> AIM OF THE TASK:
Would you retype all of these records exactly?

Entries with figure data
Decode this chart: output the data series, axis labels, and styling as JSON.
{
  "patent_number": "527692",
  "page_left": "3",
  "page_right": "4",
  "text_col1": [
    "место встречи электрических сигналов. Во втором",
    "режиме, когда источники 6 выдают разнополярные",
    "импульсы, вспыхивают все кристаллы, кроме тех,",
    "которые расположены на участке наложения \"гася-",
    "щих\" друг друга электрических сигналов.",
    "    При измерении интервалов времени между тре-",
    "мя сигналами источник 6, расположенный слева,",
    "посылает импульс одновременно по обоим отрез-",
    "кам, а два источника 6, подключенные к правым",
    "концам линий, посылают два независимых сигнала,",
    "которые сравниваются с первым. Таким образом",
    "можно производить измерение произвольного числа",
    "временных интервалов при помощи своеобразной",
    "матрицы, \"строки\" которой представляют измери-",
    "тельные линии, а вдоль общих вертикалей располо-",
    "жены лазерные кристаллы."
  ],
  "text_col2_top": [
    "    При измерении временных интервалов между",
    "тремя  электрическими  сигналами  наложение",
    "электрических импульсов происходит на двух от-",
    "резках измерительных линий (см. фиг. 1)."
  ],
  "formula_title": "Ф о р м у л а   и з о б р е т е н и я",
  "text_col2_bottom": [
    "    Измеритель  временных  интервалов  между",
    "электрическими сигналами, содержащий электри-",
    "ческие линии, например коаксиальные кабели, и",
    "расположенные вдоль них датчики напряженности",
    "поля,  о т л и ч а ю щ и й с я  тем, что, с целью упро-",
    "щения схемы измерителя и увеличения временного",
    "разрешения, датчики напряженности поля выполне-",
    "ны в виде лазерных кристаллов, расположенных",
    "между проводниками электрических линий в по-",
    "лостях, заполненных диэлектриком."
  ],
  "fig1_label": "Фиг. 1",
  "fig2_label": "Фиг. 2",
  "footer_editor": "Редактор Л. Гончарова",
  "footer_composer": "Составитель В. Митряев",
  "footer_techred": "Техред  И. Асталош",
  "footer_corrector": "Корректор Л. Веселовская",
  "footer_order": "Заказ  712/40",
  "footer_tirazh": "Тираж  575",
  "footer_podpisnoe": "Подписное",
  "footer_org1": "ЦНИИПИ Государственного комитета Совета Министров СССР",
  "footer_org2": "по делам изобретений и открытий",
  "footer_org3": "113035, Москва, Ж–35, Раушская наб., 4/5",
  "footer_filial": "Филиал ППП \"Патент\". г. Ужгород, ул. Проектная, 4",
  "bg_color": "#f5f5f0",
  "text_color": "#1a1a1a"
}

> COMPLETE OUTPUT:
Decode this chart: output the data series, axis labels, and styling as JSON.
{
  "patent_number": "527692",
  "page_left": "3",
  "page_right": "4",
  "text_col1": [
    "место встречи электрических сигналов. Во втором",
    "режиме, когда источники 6 выдают разнополярные",
    "импульсы, вспыхивают все кристаллы, кроме тех,",
    "которые расположены на участке наложения \"гася-",
    "щих\" друг друга электрических сигналов.",
    "    При измерении интервалов времени между тре-",
    "мя сигналами источник 6, расположенный слева,",
    "посылает импульс одновременно по обоим отрез-",
    "кам, а два источника 6, подключенные к правым",
    "концам линий, посылают два независимых сигнала,",
    "которые сравниваются с первым. Таким образом",
    "можно производить измерение произвольного числа",
    "временных интервалов при помощи своеобразной",
    "матрицы, \"строки\" которой представляют измери-",
    "тельные линии, а вдоль общих вертикалей располо-",
    "жены лазерные кристаллы."
  ],
  "text_col2_top": [
    "    При измерении временных интервалов между",
    "тремя  электрическими  сигналами  наложение",
    "электрических импульсов происходит на двух от-",
    "резках измерительных линий (см. фиг. 1)."
  ],
  "formula_title": "Ф о р м у л а   и з о б р е т е н и я",
  "text_col2_bottom": [
    "    Измеритель  временных  интервалов  между",
    "электрическими сигналами, содержащий электри-",
    "ческие линии, например коаксиальные кабели, и",
    "расположенные вдоль них датчики напряженности",
    "поля,  о т л и ч а ю щ и й с я  тем, что, с целью упро-",
    "щения схемы измерителя и увеличения временного",
    "разрешения, датчики напряженности поля выполне-",
    "ны в виде лазерных кристаллов, расположенных",
    "между проводниками электрических линий в по-",
    "лостях, заполненных диэлектриком."
  ],
  "fig1_label": "Фиг. 1",
  "fig2_label": "Фиг. 2",
  "footer_editor": "Редактор Л. Гончарова",
  "footer_composer": "Составитель В. Митряев",
  "footer_techred": "Техред  И. Асталош",
  "footer_corrector": "Корректор Л. Веселовская",
  "footer_order": "Заказ  712/40",
  "footer_tirazh": "Тираж  575",
  "footer_podpisnoe": "Подписное",
  "footer_org1": "ЦНИИПИ Государственного комитета Совета Министров СССР",
  "footer_org2": "по делам изобретений и открытий",
  "footer_org3": "113035, Москва, Ж–35, Раушская наб., 4/5",
  "footer_filial": "Филиал ППП \"Патент\". г. Ужгород, ул. Проектная, 4",
  "bg_color": "#f5f5f0",
  "text_color": "#1a1a1a"
}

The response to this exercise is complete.